» **Tasks for this exercise**
- A) In the LED strip thread, which color range does digital_gods say will be best for plants?
- B) Carry on the LED strip thread from its final line.

» **Page excerpt**

——————————

# Anyone Using Ecoxotic Stunner LED Strips or Truelumen Pro LED Strips?



## kshafer (Jan 23, 2011)

Is anyone using Ecoxotic Stunner LED Strips or Truelumen Pro LED Strips exclusively to light a planted tank? I would like to do the same if I can find someone who has had success using either of those without other lighting.


----------



## digital_gods (Apr 23, 2010)

Be a pioneer and give it a try. I looked at the site and the 8000K is going to be the best color range for plants. I recommend running 2-4 rows of the strips to get the best possible light output.


----------



## kshafer (Jan 23, 2011)

Thanks for the reply. I'm pretty sure I'll give them a try. Start up cost is a little high but they have long life and low power consumption.


----------



## traxiii (Jun 29, 2010)

I've got 2 of the 48" 8K white Stunners in my 100g tank I'm in the middle of cycling, and they look pretty good so far. I also bought a 12" magenta to see if I liked the color. With only gravel, rocks and one plant attached to a piece of wood I'm not sure if I like the added color. Without it, the light output is is 50% better than my two 24" T5s in my 50g planted tank. I'll try and upload some pics soon.


----------



## kshafer (Jan 23, 2011)

Pics would be helpful. Thanks.


----------



## NYREPS (Jun 18, 2011)

I got a strip each on my two 55 gallon with current USA true lumen 8k sun it works great nice but you gonna need a canopy
















With 4 blue moon LEDs also from
Current USA


----------



## kshafer (Jan 23, 2011)

Thanks for the pics. Can you grow plants with one strip on your 55 or do you need more light? I was thinking 4 x 36'" for a 6 foot tank but if 2 is sufficient it would save quite a few dollars.


----------



## NYREPS (Jun 18, 2011)

1 strip is fine I had 2 strip on 55 gallon it was way you much algae city!!! So 1 is fine I can grow anything with that 8k sun


----------



## traxiii (Jun 29, 2010)

——————————

» **Source data**

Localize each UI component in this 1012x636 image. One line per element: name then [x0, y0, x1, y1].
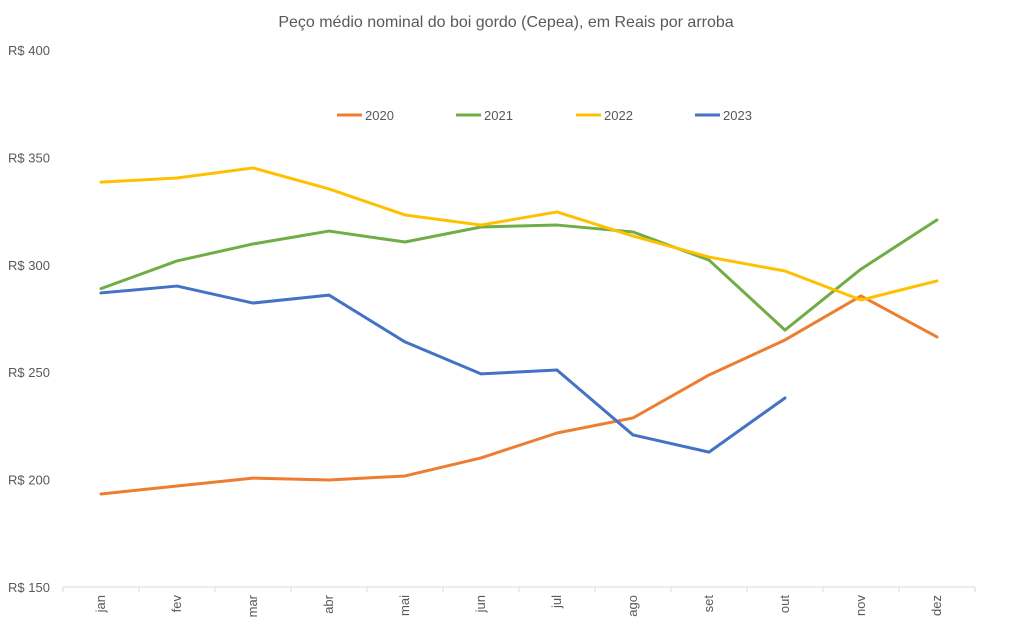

——————————

» **Set of answers**
- A) 8000K

- B)
My Tiger Lotus' that came as bulbs are really growing well (as are the rest of my plants), with one branch already 6"+ high after a week. I'm going to say that my two 48" 10K White Stunners and two 12" Magenta Stunners on my five foot long 100 gallon tank is plenty to grow plans. I leave them all on for about 9 hours, then I back it down to one 10K White Stunner until bed time. The total is 60 watts with the four Stunners. 
Took some shots last night and will post when I get home from work.


----------



## kshafer (Jan 23, 2011)

Thanks for the info. I'd love to see some pics.


----------



## Exterminatank (Aug 26, 2012)

traxiii said:


> My Tiger Lotus' that came as bulbs are really growing well (as are the rest of my plants), with one branch already 6"+ high after a week. I'm going to say that my two 48" 10K White Stunners and two 12" Magenta Stunners on my five foot long 100 gallon tank is plenty to grow plans. I leave them all on for about 9 hours, then I back it down to one 10K White Stunner until bed time. The total is 60 watts with the four Stunners.
> Took some shots last night and will post when I get home from work.


Pics? We would love to see picks. I pulled the trigger on leds for my reef tank. Working amazingly. Now I'm looking for leds for my planted tanks. Seems a little harder to "go green" with led planted tanks these days without getting the regular red colored grow lights...

Sent from my DROID BIONIC using Tapatalk 2


----------



## dtang21 (Jan 11, 2012)

Bump for pictures! I'm particularly interested in seeing how they grow red plants.


----------



## traxiii (Jun 29, 2010)

dtang21 said:


> Bump for pictures! I'm particularly interested in seeing how they grow red plants.


I'm back from vacation (everyone lived with no water changes or live food for 10 days) and will try and finally post pics tonight.


----------



## traxiii (Jun 29, 2010)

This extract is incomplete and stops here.